• EXERCISE: Go through the listing and write out all of it exactly.

— begin —

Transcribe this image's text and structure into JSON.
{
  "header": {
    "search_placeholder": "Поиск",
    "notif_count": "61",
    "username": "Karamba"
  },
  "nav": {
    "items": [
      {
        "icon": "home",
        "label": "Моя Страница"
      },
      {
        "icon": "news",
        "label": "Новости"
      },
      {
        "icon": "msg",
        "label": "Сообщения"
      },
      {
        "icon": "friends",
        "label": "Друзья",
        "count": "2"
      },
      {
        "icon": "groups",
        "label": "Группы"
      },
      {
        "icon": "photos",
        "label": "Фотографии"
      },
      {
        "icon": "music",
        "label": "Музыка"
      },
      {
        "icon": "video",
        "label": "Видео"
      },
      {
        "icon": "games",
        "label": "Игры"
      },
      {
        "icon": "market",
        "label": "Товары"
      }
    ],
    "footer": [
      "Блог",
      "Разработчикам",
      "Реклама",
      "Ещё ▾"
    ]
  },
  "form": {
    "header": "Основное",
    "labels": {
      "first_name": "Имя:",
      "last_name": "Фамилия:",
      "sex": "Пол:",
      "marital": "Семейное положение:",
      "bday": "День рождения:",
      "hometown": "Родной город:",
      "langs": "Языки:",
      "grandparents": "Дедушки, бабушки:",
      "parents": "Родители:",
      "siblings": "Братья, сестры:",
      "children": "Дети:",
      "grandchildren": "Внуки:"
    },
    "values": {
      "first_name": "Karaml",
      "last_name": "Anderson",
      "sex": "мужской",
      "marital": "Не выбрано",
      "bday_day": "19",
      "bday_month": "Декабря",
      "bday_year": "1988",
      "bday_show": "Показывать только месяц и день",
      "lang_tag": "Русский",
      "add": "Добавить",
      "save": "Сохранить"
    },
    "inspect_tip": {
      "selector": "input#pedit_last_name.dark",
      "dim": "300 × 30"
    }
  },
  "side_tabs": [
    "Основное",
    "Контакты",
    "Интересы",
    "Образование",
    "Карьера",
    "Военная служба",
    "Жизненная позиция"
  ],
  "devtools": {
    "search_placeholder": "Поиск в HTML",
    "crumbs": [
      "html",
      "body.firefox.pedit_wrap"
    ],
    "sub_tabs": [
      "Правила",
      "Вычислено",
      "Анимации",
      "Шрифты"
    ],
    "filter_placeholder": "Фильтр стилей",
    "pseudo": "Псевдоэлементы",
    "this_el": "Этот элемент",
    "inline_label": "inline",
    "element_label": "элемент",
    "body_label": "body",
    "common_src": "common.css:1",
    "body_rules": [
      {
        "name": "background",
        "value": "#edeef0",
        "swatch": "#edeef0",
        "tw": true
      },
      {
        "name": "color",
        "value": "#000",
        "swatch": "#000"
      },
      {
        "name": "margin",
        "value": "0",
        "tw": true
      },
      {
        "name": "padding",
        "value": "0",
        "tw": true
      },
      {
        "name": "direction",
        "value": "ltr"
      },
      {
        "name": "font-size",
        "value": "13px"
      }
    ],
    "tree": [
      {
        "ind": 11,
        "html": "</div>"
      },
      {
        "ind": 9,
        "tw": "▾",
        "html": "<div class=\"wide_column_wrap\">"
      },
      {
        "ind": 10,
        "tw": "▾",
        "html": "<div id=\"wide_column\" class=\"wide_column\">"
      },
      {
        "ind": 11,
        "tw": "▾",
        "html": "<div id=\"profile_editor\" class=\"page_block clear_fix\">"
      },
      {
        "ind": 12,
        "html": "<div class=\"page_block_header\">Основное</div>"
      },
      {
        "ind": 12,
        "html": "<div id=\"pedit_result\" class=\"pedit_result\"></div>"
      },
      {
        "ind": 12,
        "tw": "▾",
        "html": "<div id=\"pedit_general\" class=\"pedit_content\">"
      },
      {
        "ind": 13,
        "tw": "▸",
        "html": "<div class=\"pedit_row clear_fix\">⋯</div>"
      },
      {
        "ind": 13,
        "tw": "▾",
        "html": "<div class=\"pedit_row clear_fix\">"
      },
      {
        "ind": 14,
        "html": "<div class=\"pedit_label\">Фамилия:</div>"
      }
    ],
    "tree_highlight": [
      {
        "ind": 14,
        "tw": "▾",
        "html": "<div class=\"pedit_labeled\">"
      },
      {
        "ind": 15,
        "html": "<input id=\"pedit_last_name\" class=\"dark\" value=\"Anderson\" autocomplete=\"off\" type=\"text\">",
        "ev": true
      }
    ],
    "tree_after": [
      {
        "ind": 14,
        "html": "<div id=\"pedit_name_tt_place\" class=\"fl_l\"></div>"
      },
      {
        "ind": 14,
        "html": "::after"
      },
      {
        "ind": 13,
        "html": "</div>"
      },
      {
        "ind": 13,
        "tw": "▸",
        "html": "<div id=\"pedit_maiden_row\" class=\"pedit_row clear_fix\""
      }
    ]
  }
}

— end —

• RESPONSE TO THIS TASK:
Transcribe this image's text and structure into JSON.
{
  "header": {
    "search_placeholder": "Поиск",
    "notif_count": "61",
    "username": "Karamba"
  },
  "nav": {
    "items": [
      {
        "icon": "home",
        "label": "Моя Страница"
      },
      {
        "icon": "news",
        "label": "Новости"
      },
      {
        "icon": "msg",
        "label": "Сообщения"
      },
      {
        "icon": "friends",
        "label": "Друзья",
        "count": "2"
      },
      {
        "icon": "groups",
        "label": "Группы"
      },
      {
        "icon": "photos",
        "label": "Фотографии"
      },
      {
        "icon": "music",
        "label": "Музыка"
      },
      {
        "icon": "video",
        "label": "Видео"
      },
      {
        "icon": "games",
        "label": "Игры"
      },
      {
        "icon": "market",
        "label": "Товары"
      }
    ],
    "footer": [
      "Блог",
      "Разработчикам",
      "Реклама",
      "Ещё ▾"
    ]
  },
  "form": {
    "header": "Основное",
    "labels": {
      "first_name": "Имя:",
      "last_name": "Фамилия:",
      "sex": "Пол:",
      "marital": "Семейное положение:",
      "bday": "День рождения:",
      "hometown": "Родной город:",
      "langs": "Языки:",
      "grandparents": "Дедушки, бабушки:",
      "parents": "Родители:",
      "siblings": "Братья, сестры:",
      "children": "Дети:",
      "grandchildren": "Внуки:"
    },
    "values": {
      "first_name": "Karaml",
      "last_name": "Anderson",
      "sex": "мужской",
      "marital": "Не выбрано",
      "bday_day": "19",
      "bday_month": "Декабря",
      "bday_year": "1988",
      "bday_show": "Показывать только месяц и день",
      "lang_tag": "Русский",
      "add": "Добавить",
      "save": "Сохранить"
    },
    "inspect_tip": {
      "selector": "input#pedit_last_name.dark",
      "dim": "300 × 30"
    }
  },
  "side_tabs": [
    "Основное",
    "Контакты",
    "Интересы",
    "Образование",
    "Карьера",
    "Военная служба",
    "Жизненная позиция"
  ],
  "devtools": {
    "search_placeholder": "Поиск в HTML",
    "crumbs": [
      "html",
      "body.firefox.pedit_wrap"
    ],
    "sub_tabs": [
      "Правила",
      "Вычислено",
      "Анимации",
      "Шрифты"
    ],
    "filter_placeholder": "Фильтр стилей",
    "pseudo": "Псевдоэлементы",
    "this_el": "Этот элемент",
    "inline_label": "inline",
    "element_label": "элемент",
    "body_label": "body",
    "common_src": "common.css:1",
    "body_rules": [
      {
        "name": "background",
        "value": "#edeef0",
        "swatch": "#edeef0",
        "tw": true
      },
      {
        "name": "color",
        "value": "#000",
        "swatch": "#000"
      },
      {
        "name": "margin",
        "value": "0",
        "tw": true
      },
      {
        "name": "padding",
        "value": "0",
        "tw": true
      },
      {
        "name": "direction",
        "value": "ltr"
      },
      {
        "name": "font-size",
        "value": "13px"
      }
    ],
    "tree": [
      {
        "ind": 11,
        "html": "</div>"
      },
      {
        "ind": 9,
        "tw": "▾",
        "html": "<div class=\"wide_column_wrap\">"
      },
      {
        "ind": 10,
        "tw": "▾",
        "html": "<div id=\"wide_column\" class=\"wide_column\">"
      },
      {
        "ind": 11,
        "tw": "▾",
        "html": "<div id=\"profile_editor\" class=\"page_block clear_fix\">"
      },
      {
        "ind": 12,
        "html": "<div class=\"page_block_header\">Основное</div>"
      },
      {
        "ind": 12,
        "html": "<div id=\"pedit_result\" class=\"pedit_result\"></div>"
      },
      {
        "ind": 12,
        "tw": "▾",
        "html": "<div id=\"pedit_general\" class=\"pedit_content\">"
      },
      {
        "ind": 13,
        "tw": "▸",
        "html": "<div class=\"pedit_row clear_fix\">⋯</div>"
      },
      {
        "ind": 13,
        "tw": "▾",
        "html": "<div class=\"pedit_row clear_fix\">"
      },
      {
        "ind": 14,
        "html": "<div class=\"pedit_label\">Фамилия:</div>"
      }
    ],
    "tree_highlight": [
      {
        "ind": 14,
        "tw": "▾",
        "html": "<div class=\"pedit_labeled\">"
      },
      {
        "ind": 15,
        "html": "<input id=\"pedit_last_name\" class=\"dark\" value=\"Anderson\" autocomplete=\"off\" type=\"text\">",
        "ev": true
      }
    ],
    "tree_after": [
      {
        "ind": 14,
        "html": "<div id=\"pedit_name_tt_place\" class=\"fl_l\"></div>"
      },
      {
        "ind": 14,
        "html": "::after"
      },
      {
        "ind": 13,
        "html": "</div>"
      },
      {
        "ind": 13,
        "tw": "▸",
        "html": "<div id=\"pedit_maiden_row\" class=\"pedit_row clear_fix\""
      }
    ]
  }
}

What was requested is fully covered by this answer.